### INSTRUCTIONS FOR THE TASK:
Omit all pictures, then retype the data exactly as given.

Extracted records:
= = = =

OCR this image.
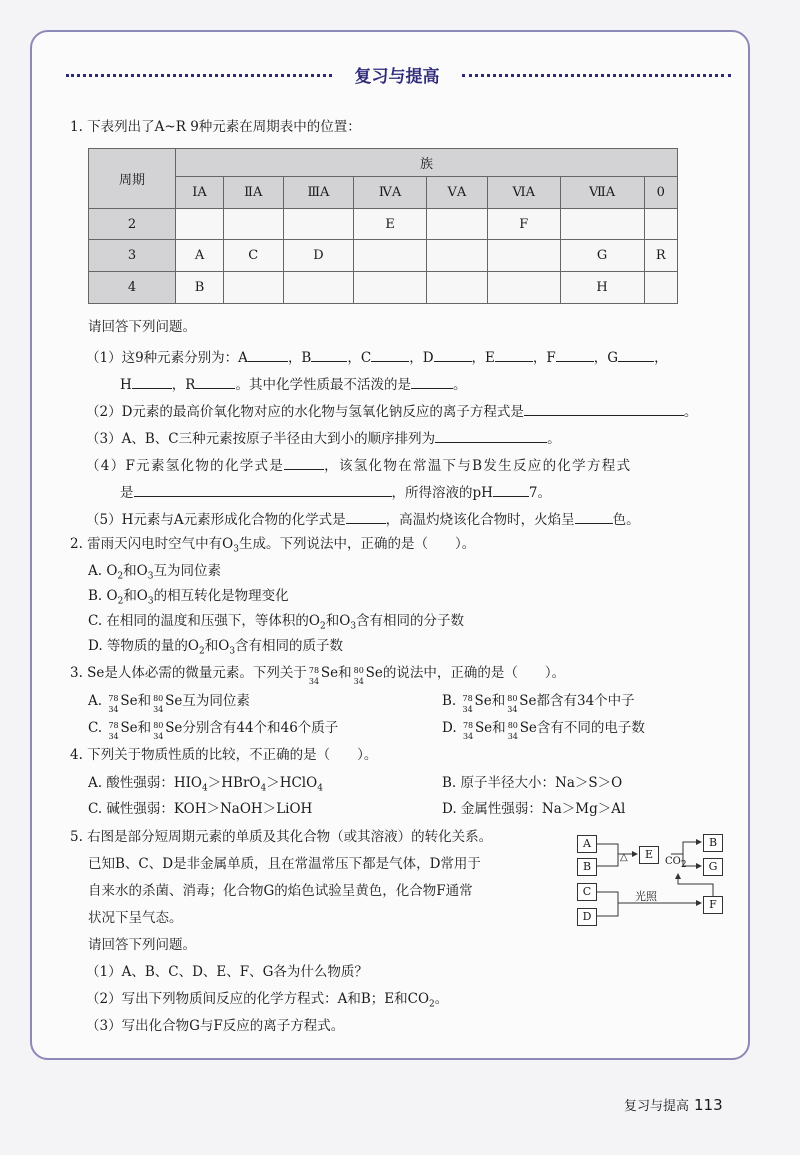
复习与提高
1. 下表列出了A~R 9种元素在周期表中的位置：
周期	族							
	ⅠA	ⅡA	ⅢA	ⅣA	ⅤA	ⅥA	ⅦA	0
2				E		F		
3	A	C	D				G	R
4	B						H	
请回答下列问题。
（1）这9种元素分别为：A	，B	，C	，D	，E	，F	，G	，
H	，R	。其中化学性质最不活泼的是	。
（2）D元素的最高价氧化物对应的水化物与氢氧化钠反应的离子方程式是	。
（3）A、B、C三种元素按原子半径由大到小的顺序排列为	。
（4）F元素氢化物的化学式是	，该氢化物在常温下与B发生反应的化学方程式
是	，所得溶液的pH	7。
（5）H元素与A元素形成化合物的化学式是	，高温灼烧该化合物时，火焰呈	色。
2. 雷雨天闪电时空气中有$O_3$生成。下列说法中，正确的是（　　）。
A. $O_2$和$O_3$互为同位素
B. $O_2$和$O_3$的相互转化是物理变化
C. 在相同的温度和压强下，等体积的$O_2$和$O_3$含有相同的分子数
D. 等物质的量的$O_2$和$O_3$含有相同的质子数
3. Se是人体必需的微量元素。下列关于 78
34
Se和 80
34
Se的说法中，正确的是（　　）。
A. 78
34
Se和 80
34
Se互为同位素	B. 78
34
Se和 80
34
Se都含有34个中子
C. 78
34
Se和 80
34
Se分别含有44个和46个质子	D. 78
34
Se和 80
34
Se含有不同的电子数
4. 下列关于物质性质的比较，不正确的是（　　）。
A. 酸性强弱：$HIO_4>HBrO_4>HClO_4$	B. 原子半径大小：Na＞S＞O
C. 碱性强弱：KOH＞NaOH＞LiOH	D. 金属性强弱：Na＞Mg＞Al
5. 右图是部分短周期元素的单质及其化合物（或其溶液）的转化关系。
已知B、C、D是非金属单质，且在常温常压下都是气体，D常用于
自来水的杀菌、消毒；化合物G的焰色试验呈黄色，化合物F通常
状况下呈气态。
请回答下列问题。
（1）A、B、C、D、E、F、G各为什么物质？
（2）写出下列物质间反应的化学方程式：A和B；E和$CO_2$。
（3）写出化合物G与F反应的离子方程式。
A
B
C
D
E
B
G
F
△	$CO_2$
光照
复习与提高 113
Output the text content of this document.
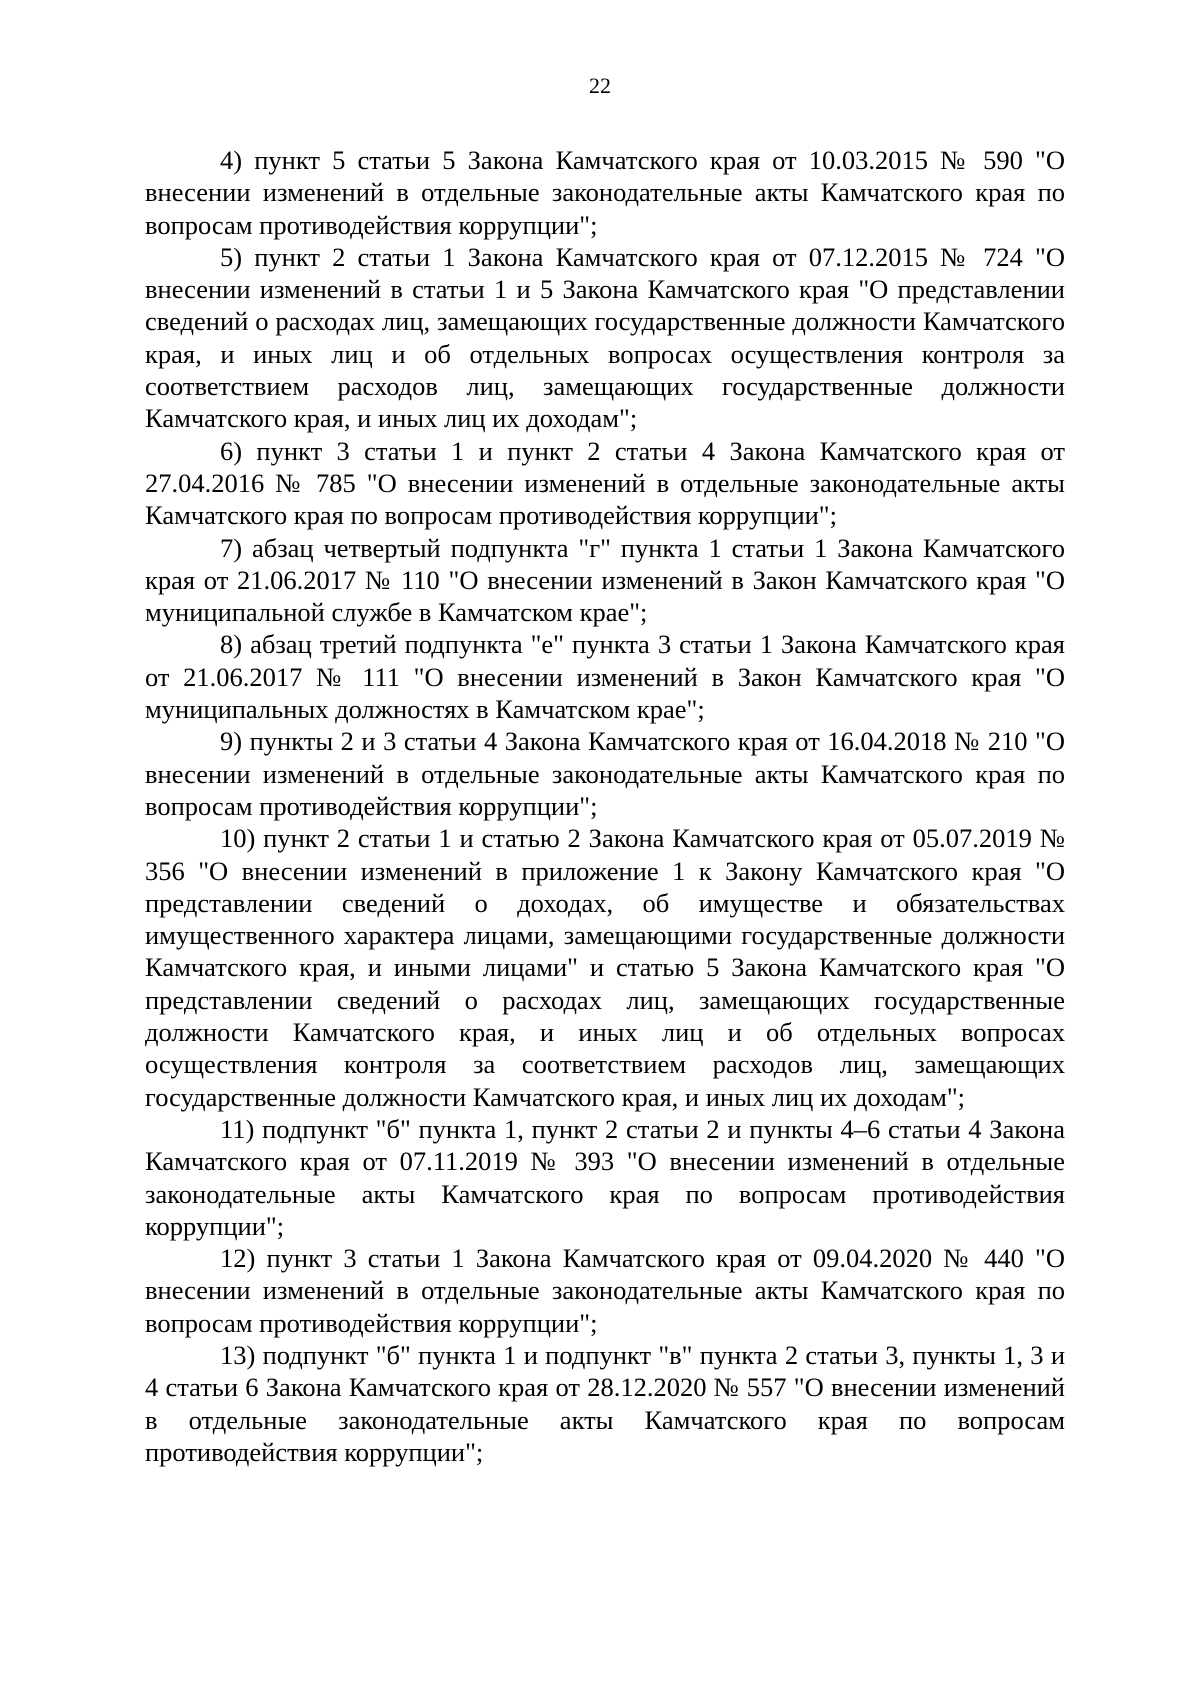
22

4) пункт 5 статьи 5 Закона Камчатского края от 10.03.2015 № 590 "О внесении изменений в отдельные законодательные акты Камчатского края по вопросам противодействия коррупции";

5) пункт 2 статьи 1 Закона Камчатского края от 07.12.2015 № 724 "О внесении изменений в статьи 1 и 5 Закона Камчатского края "О представлении сведений о расходах лиц, замещающих государственные должности Камчатского края, и иных лиц и об отдельных вопросах осуществления контроля за соответствием расходов лиц, замещающих государственные должности Камчатского края, и иных лиц их доходам";

6) пункт 3 статьи 1 и пункт 2 статьи 4 Закона Камчатского края от 27.04.2016 № 785 "О внесении изменений в отдельные законодательные акты Камчатского края по вопросам противодействия коррупции";

7) абзац четвертый подпункта "г" пункта 1 статьи 1 Закона Камчатского края от 21.06.2017 № 110 "О внесении изменений в Закон Камчатского края "О муниципальной службе в Камчатском крае";

8) абзац третий подпункта "е" пункта 3 статьи 1 Закона Камчатского края от 21.06.2017 № 111 "О внесении изменений в Закон Камчатского края "О муниципальных должностях в Камчатском крае";

9) пункты 2 и 3 статьи 4 Закона Камчатского края от 16.04.2018 № 210 "О внесении изменений в отдельные законодательные акты Камчатского края по вопросам противодействия коррупции";

10) пункт 2 статьи 1 и статью 2 Закона Камчатского края от 05.07.2019 № 356 "О внесении изменений в приложение 1 к Закону Камчатского края "О представлении сведений о доходах, об имуществе и обязательствах имущественного характера лицами, замещающими государственные должности Камчатского края, и иными лицами" и статью 5 Закона Камчатского края "О представлении сведений о расходах лиц, замещающих государственные должности Камчатского края, и иных лиц и об отдельных вопросах осуществления контроля за соответствием расходов лиц, замещающих государственные должности Камчатского края, и иных лиц их доходам";

11) подпункт "б" пункта 1, пункт 2 статьи 2 и пункты 4–6 статьи 4 Закона Камчатского края от 07.11.2019 № 393 "О внесении изменений в отдельные законодательные акты Камчатского края по вопросам противодействия коррупции";

12) пункт 3 статьи 1 Закона Камчатского края от 09.04.2020 № 440 "О внесении изменений в отдельные законодательные акты Камчатского края по вопросам противодействия коррупции";

13) подпункт "б" пункта 1 и подпункт "в" пункта 2 статьи 3, пункты 1, 3 и 4 статьи 6 Закона Камчатского края от 28.12.2020 № 557 "О внесении изменений в отдельные законодательные акты Камчатского края по вопросам противодействия коррупции";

= = = =

### RESULT FOR THIS TASK:
OCR this image.
复习与提高
1. 下表列出了A~R 9种元素在周期表中的位置：
周期	族							
	ⅠA	ⅡA	ⅢA	ⅣA	ⅤA	ⅥA	ⅦA	0
2				E		F		
3	A	C	D				G	R
4	B						H	
请回答下列问题。
（1）这9种元素分别为：A	，B	，C	，D	，E	，F	，G	，
H	，R	。其中化学性质最不活泼的是	。
（2）D元素的最高价氧化物对应的水化物与氢氧化钠反应的离子方程式是	。
（3）A、B、C三种元素按原子半径由大到小的顺序排列为	。
（4）F元素氢化物的化学式是	，该氢化物在常温下与B发生反应的化学方程式
是	，所得溶液的pH	7。
（5）H元素与A元素形成化合物的化学式是	，高温灼烧该化合物时，火焰呈	色。
2. 雷雨天闪电时空气中有$O_3$生成。下列说法中，正确的是（　　）。
A. $O_2$和$O_3$互为同位素
B. $O_2$和$O_3$的相互转化是物理变化
C. 在相同的温度和压强下，等体积的$O_2$和$O_3$含有相同的分子数
D. 等物质的量的$O_2$和$O_3$含有相同的质子数
3. Se是人体必需的微量元素。下列关于 78
34
Se和 80
34
Se的说法中，正确的是（　　）。
A. 78
34
Se和 80
34
Se互为同位素	B. 78
34
Se和 80
34
Se都含有34个中子
C. 78
34
Se和 80
34
Se分别含有44个和46个质子	D. 78
34
Se和 80
34
Se含有不同的电子数
4. 下列关于物质性质的比较，不正确的是（　　）。
A. 酸性强弱：$HIO_4>HBrO_4>HClO_4$	B. 原子半径大小：Na＞S＞O
C. 碱性强弱：KOH＞NaOH＞LiOH	D. 金属性强弱：Na＞Mg＞Al
5. 右图是部分短周期元素的单质及其化合物（或其溶液）的转化关系。
已知B、C、D是非金属单质，且在常温常压下都是气体，D常用于
自来水的杀菌、消毒；化合物G的焰色试验呈黄色，化合物F通常
状况下呈气态。
请回答下列问题。
（1）A、B、C、D、E、F、G各为什么物质？
（2）写出下列物质间反应的化学方程式：A和B；E和$CO_2$。
（3）写出化合物G与F反应的离子方程式。
A
B
C
D
E
B
G
F
△	$CO_2$
光照
复习与提高 113
Output the text content of this document.
22

4) пункт 5 статьи 5 Закона Камчатского края от 10.03.2015 № 590 "О внесении изменений в отдельные законодательные акты Камчатского края по вопросам противодействия коррупции";

5) пункт 2 статьи 1 Закона Камчатского края от 07.12.2015 № 724 "О внесении изменений в статьи 1 и 5 Закона Камчатского края "О представлении сведений о расходах лиц, замещающих государственные должности Камчатского края, и иных лиц и об отдельных вопросах осуществления контроля за соответствием расходов лиц, замещающих государственные должности Камчатского края, и иных лиц их доходам";

6) пункт 3 статьи 1 и пункт 2 статьи 4 Закона Камчатского края от 27.04.2016 № 785 "О внесении изменений в отдельные законодательные акты Камчатского края по вопросам противодействия коррупции";

7) абзац четвертый подпункта "г" пункта 1 статьи 1 Закона Камчатского края от 21.06.2017 № 110 "О внесении изменений в Закон Камчатского края "О муниципальной службе в Камчатском крае";

8) абзац третий подпункта "е" пункта 3 статьи 1 Закона Камчатского края от 21.06.2017 № 111 "О внесении изменений в Закон Камчатского края "О муниципальных должностях в Камчатском крае";

9) пункты 2 и 3 статьи 4 Закона Камчатского края от 16.04.2018 № 210 "О внесении изменений в отдельные законодательные акты Камчатского края по вопросам противодействия коррупции";

10) пункт 2 статьи 1 и статью 2 Закона Камчатского края от 05.07.2019 № 356 "О внесении изменений в приложение 1 к Закону Камчатского края "О представлении сведений о доходах, об имуществе и обязательствах имущественного характера лицами, замещающими государственные должности Камчатского края, и иными лицами" и статью 5 Закона Камчатского края "О представлении сведений о расходах лиц, замещающих государственные должности Камчатского края, и иных лиц и об отдельных вопросах осуществления контроля за соответствием расходов лиц, замещающих государственные должности Камчатского края, и иных лиц их доходам";

11) подпункт "б" пункта 1, пункт 2 статьи 2 и пункты 4–6 статьи 4 Закона Камчатского края от 07.11.2019 № 393 "О внесении изменений в отдельные законодательные акты Камчатского края по вопросам противодействия коррупции";

12) пункт 3 статьи 1 Закона Камчатского края от 09.04.2020 № 440 "О внесении изменений в отдельные законодательные акты Камчатского края по вопросам противодействия коррупции";

13) подпункт "б" пункта 1 и подпункт "в" пункта 2 статьи 3, пункты 1, 3 и 4 статьи 6 Закона Камчатского края от 28.12.2020 № 557 "О внесении изменений в отдельные законодательные акты Камчатского края по вопросам противодействия коррупции";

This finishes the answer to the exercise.